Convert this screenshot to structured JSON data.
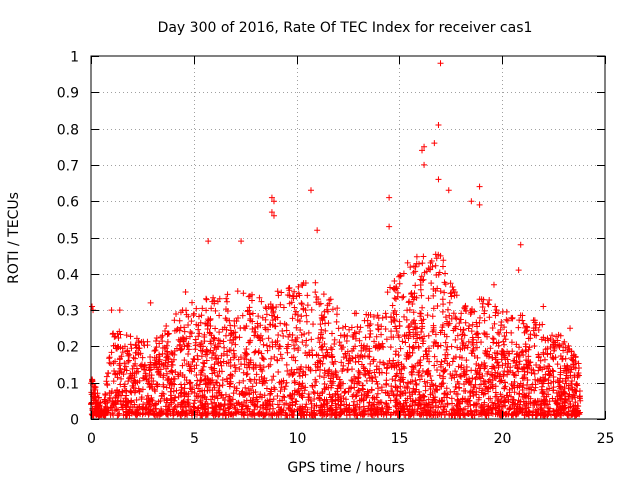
{
  "chart_data": {
    "type": "scatter",
    "title": "Day 300 of 2016, Rate Of TEC Index for receiver cas1",
    "xlabel": "GPS time / hours",
    "ylabel": "ROTI / TECUs",
    "xlim": [
      0,
      25
    ],
    "ylim": [
      0,
      1
    ],
    "grid": true,
    "marker": "+",
    "color": "#ff0000",
    "x_ticks": [
      0,
      5,
      10,
      15,
      20,
      25
    ],
    "x_tick_labels": [
      "0",
      "5",
      "10",
      "15",
      "20",
      "25"
    ],
    "y_ticks": [
      0,
      0.1,
      0.2,
      0.3,
      0.4,
      0.5,
      0.6,
      0.7,
      0.8,
      0.9,
      1
    ],
    "y_tick_labels": [
      "0",
      "0.1",
      "0.2",
      "0.3",
      "0.4",
      "0.5",
      "0.6",
      "0.7",
      "0.8",
      "0.9",
      "1"
    ],
    "notable_points": [
      {
        "x": 0.05,
        "y": 0.31
      },
      {
        "x": 0.1,
        "y": 0.3
      },
      {
        "x": 5.7,
        "y": 0.49
      },
      {
        "x": 7.3,
        "y": 0.49
      },
      {
        "x": 8.8,
        "y": 0.61
      },
      {
        "x": 8.9,
        "y": 0.6
      },
      {
        "x": 8.8,
        "y": 0.57
      },
      {
        "x": 8.9,
        "y": 0.56
      },
      {
        "x": 10.7,
        "y": 0.63
      },
      {
        "x": 11.0,
        "y": 0.52
      },
      {
        "x": 14.5,
        "y": 0.61
      },
      {
        "x": 14.5,
        "y": 0.53
      },
      {
        "x": 16.1,
        "y": 0.74
      },
      {
        "x": 16.2,
        "y": 0.75
      },
      {
        "x": 16.2,
        "y": 0.7
      },
      {
        "x": 16.7,
        "y": 0.76
      },
      {
        "x": 16.9,
        "y": 0.81
      },
      {
        "x": 17.0,
        "y": 0.98
      },
      {
        "x": 16.9,
        "y": 0.66
      },
      {
        "x": 17.4,
        "y": 0.63
      },
      {
        "x": 18.5,
        "y": 0.6
      },
      {
        "x": 18.9,
        "y": 0.64
      },
      {
        "x": 18.9,
        "y": 0.59
      },
      {
        "x": 20.9,
        "y": 0.48
      },
      {
        "x": 20.8,
        "y": 0.41
      },
      {
        "x": 19.6,
        "y": 0.37
      },
      {
        "x": 22.0,
        "y": 0.31
      },
      {
        "x": 23.3,
        "y": 0.25
      },
      {
        "x": 4.6,
        "y": 0.35
      },
      {
        "x": 2.9,
        "y": 0.32
      },
      {
        "x": 1.4,
        "y": 0.3
      },
      {
        "x": 1.0,
        "y": 0.3
      }
    ],
    "envelope": {
      "description": "upper envelope of dense scatter, (hour, typical_max_roti)",
      "points": [
        [
          0.0,
          0.12
        ],
        [
          0.6,
          0.02
        ],
        [
          1.0,
          0.25
        ],
        [
          2.0,
          0.22
        ],
        [
          3.0,
          0.2
        ],
        [
          4.0,
          0.28
        ],
        [
          5.0,
          0.32
        ],
        [
          6.0,
          0.33
        ],
        [
          7.0,
          0.35
        ],
        [
          8.0,
          0.33
        ],
        [
          9.0,
          0.35
        ],
        [
          10.0,
          0.36
        ],
        [
          11.0,
          0.38
        ],
        [
          12.0,
          0.3
        ],
        [
          13.0,
          0.28
        ],
        [
          14.0,
          0.3
        ],
        [
          15.0,
          0.4
        ],
        [
          16.0,
          0.45
        ],
        [
          17.0,
          0.45
        ],
        [
          18.0,
          0.3
        ],
        [
          19.0,
          0.33
        ],
        [
          20.0,
          0.3
        ],
        [
          21.0,
          0.28
        ],
        [
          22.0,
          0.25
        ],
        [
          23.0,
          0.22
        ],
        [
          23.8,
          0.15
        ]
      ],
      "x_range": [
        0.0,
        23.8
      ]
    }
  }
}
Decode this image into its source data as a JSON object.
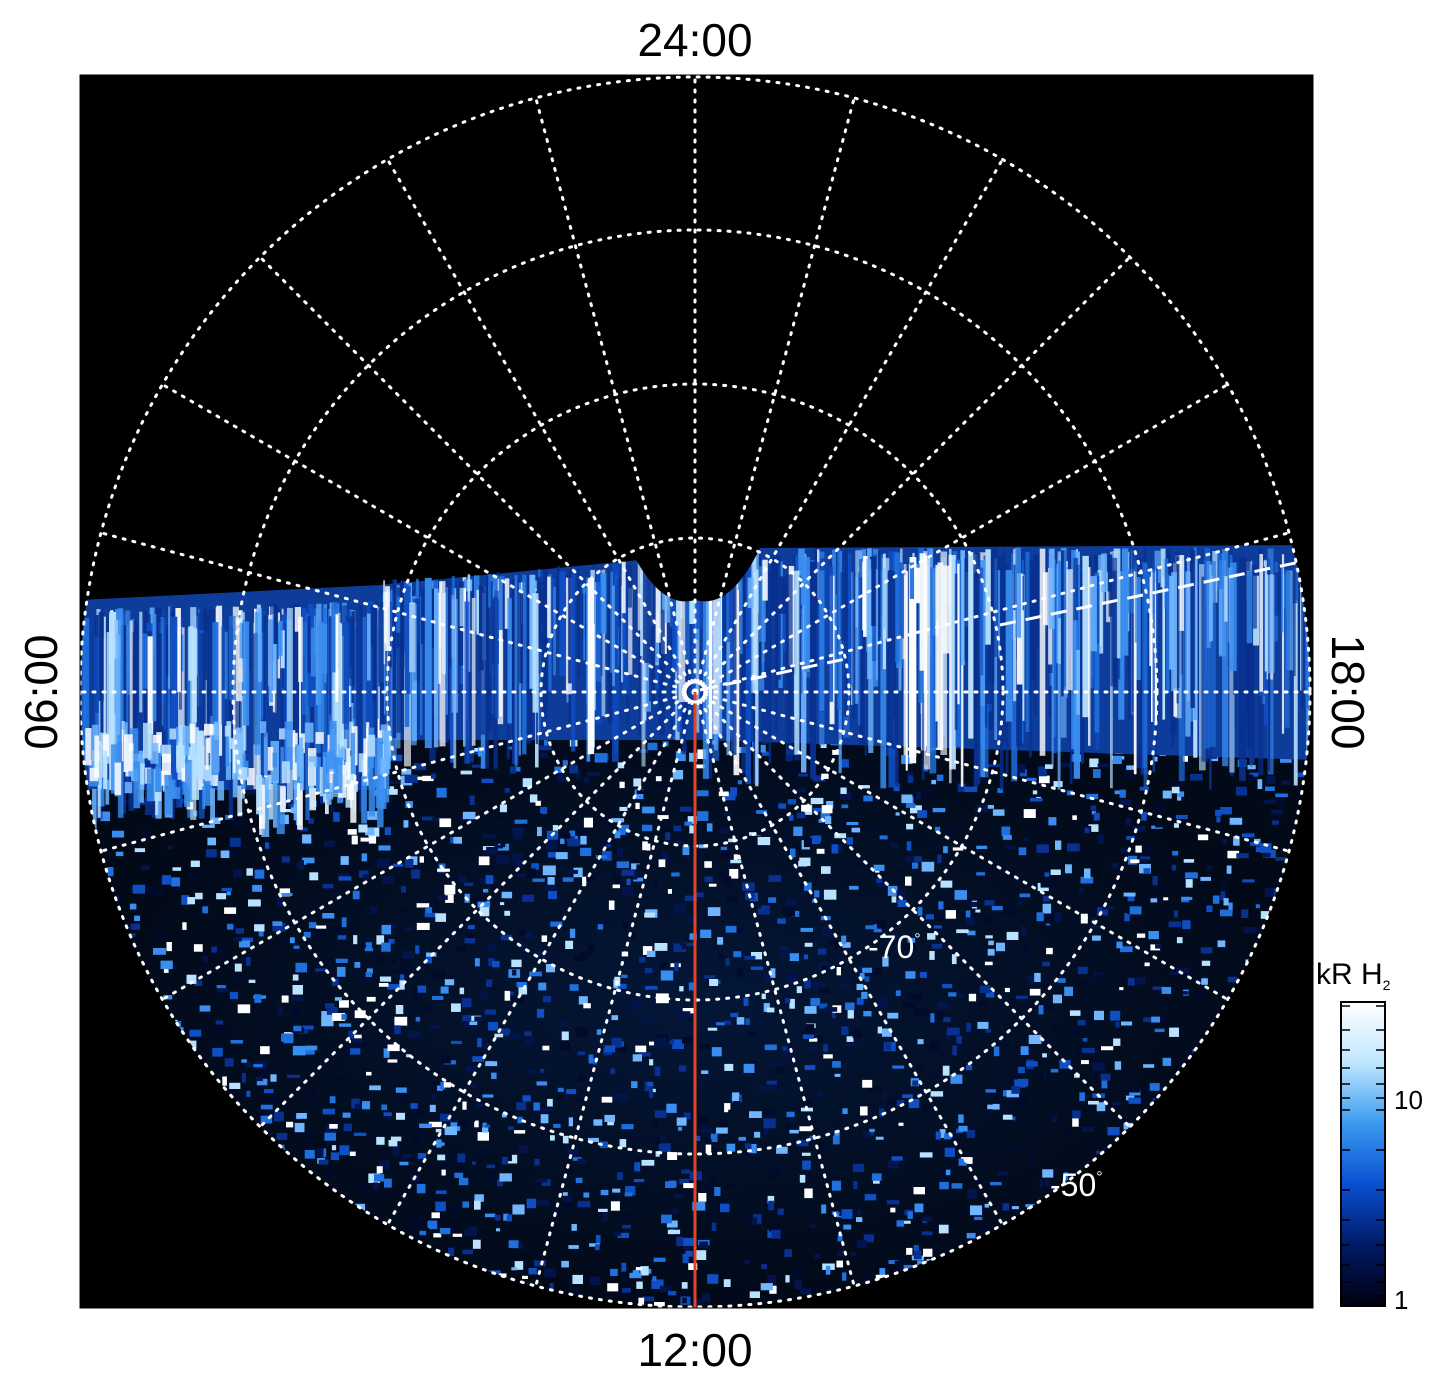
{
  "labels": {
    "top": "24:00",
    "bottom": "12:00",
    "left": "06:00",
    "right": "18:00"
  },
  "latitude_labels": [
    "-70",
    "-50"
  ],
  "degree_symbol": "°",
  "colorbar": {
    "title_main": "kR H",
    "title_sub": "2",
    "tick_labels": [
      "10",
      "1"
    ],
    "colors": [
      "#000010",
      "#001a66",
      "#0a4fd0",
      "#3a9af0",
      "#bfe6ff",
      "#ffffff"
    ]
  },
  "colors": {
    "background": "#000000",
    "grid": "#ffffff",
    "meridian_line": "#e0452a",
    "aurora_dark": "#06184a",
    "aurora_mid": "#1f6fd6",
    "aurora_bright": "#8fd0ff"
  }
}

■ ■ ■ ■ ■

What needs to be done:
Copy each line of the listing in which the word "scatter" can be found.

Full answer:
    "type": "scatter",
      "description": "upper envelope of dense scatter, (hour, typical_max_roti)",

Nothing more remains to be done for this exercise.